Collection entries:
-------------------------

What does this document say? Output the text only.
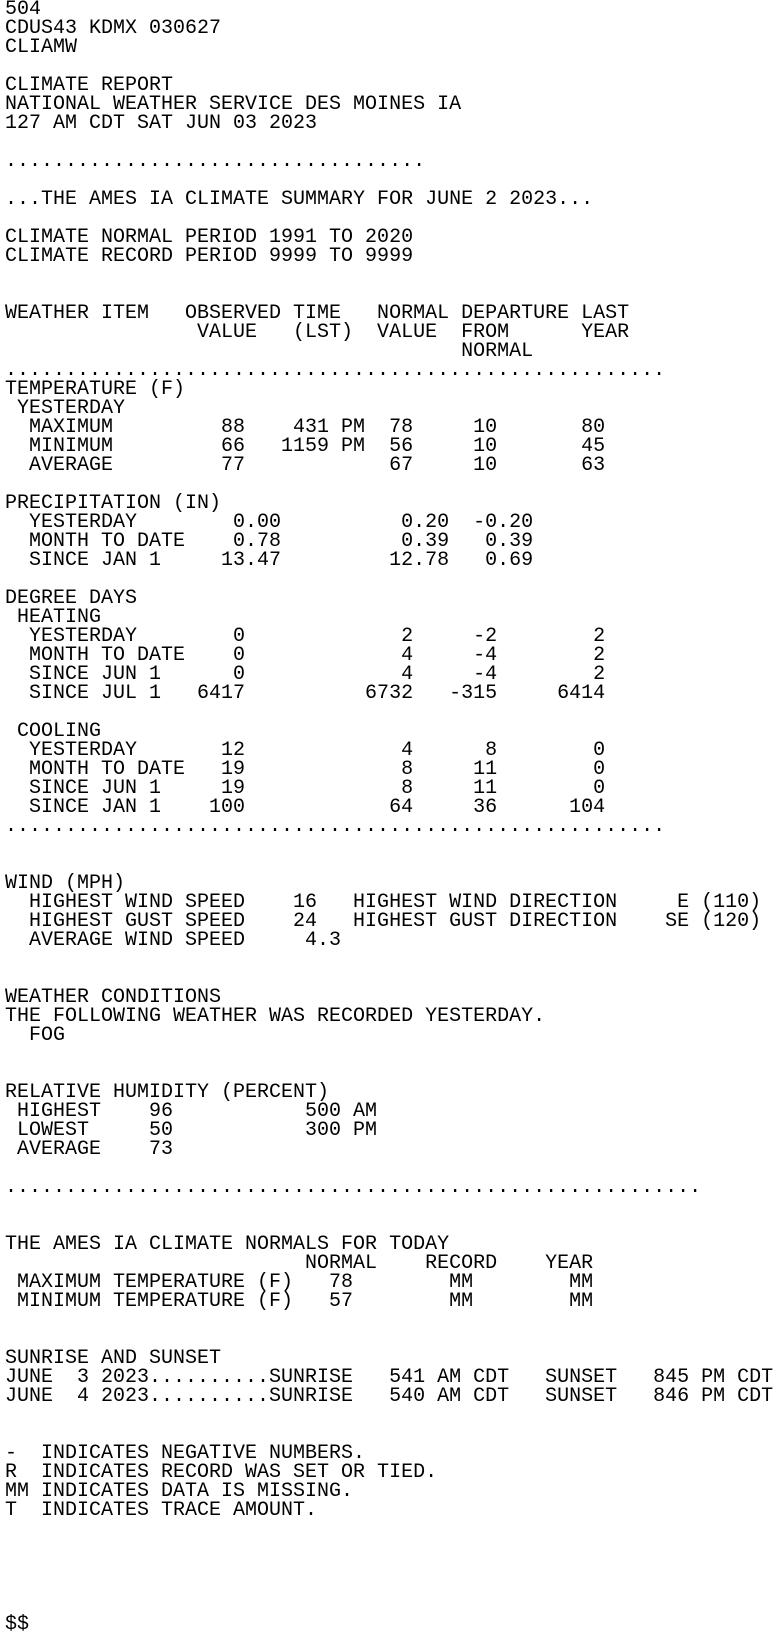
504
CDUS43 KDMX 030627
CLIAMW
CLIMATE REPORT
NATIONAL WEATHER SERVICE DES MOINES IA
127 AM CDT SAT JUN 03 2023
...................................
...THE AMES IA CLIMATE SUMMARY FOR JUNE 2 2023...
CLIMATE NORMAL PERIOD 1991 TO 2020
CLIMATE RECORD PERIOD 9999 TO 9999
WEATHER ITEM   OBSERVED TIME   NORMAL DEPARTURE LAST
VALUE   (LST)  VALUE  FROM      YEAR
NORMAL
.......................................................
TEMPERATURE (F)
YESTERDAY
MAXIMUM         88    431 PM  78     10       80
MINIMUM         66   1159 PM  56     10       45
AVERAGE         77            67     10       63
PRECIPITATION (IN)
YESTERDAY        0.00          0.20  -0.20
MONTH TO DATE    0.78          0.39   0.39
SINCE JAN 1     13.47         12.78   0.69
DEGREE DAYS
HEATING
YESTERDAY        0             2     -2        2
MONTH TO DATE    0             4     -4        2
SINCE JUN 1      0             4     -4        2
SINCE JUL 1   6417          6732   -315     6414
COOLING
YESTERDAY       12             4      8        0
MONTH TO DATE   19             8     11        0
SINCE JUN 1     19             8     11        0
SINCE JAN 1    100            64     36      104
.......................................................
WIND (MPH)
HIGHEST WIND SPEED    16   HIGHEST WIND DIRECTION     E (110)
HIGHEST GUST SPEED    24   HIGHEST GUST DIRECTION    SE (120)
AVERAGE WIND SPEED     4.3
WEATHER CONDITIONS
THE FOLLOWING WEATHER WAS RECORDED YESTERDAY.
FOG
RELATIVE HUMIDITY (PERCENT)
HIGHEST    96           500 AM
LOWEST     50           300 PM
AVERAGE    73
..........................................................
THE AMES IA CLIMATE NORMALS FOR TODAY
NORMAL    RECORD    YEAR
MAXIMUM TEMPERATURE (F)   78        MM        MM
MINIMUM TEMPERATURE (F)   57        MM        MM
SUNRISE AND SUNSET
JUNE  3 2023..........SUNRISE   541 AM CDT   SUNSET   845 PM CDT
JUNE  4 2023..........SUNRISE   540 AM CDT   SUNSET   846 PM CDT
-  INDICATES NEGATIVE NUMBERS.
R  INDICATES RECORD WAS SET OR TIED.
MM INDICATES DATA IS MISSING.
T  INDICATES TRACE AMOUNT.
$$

-------------------------

The task » Your task is to collect every line above that contains the word "AVERAGE".

Result below »
AVERAGE         77            67     10       63
AVERAGE WIND SPEED     4.3
AVERAGE    73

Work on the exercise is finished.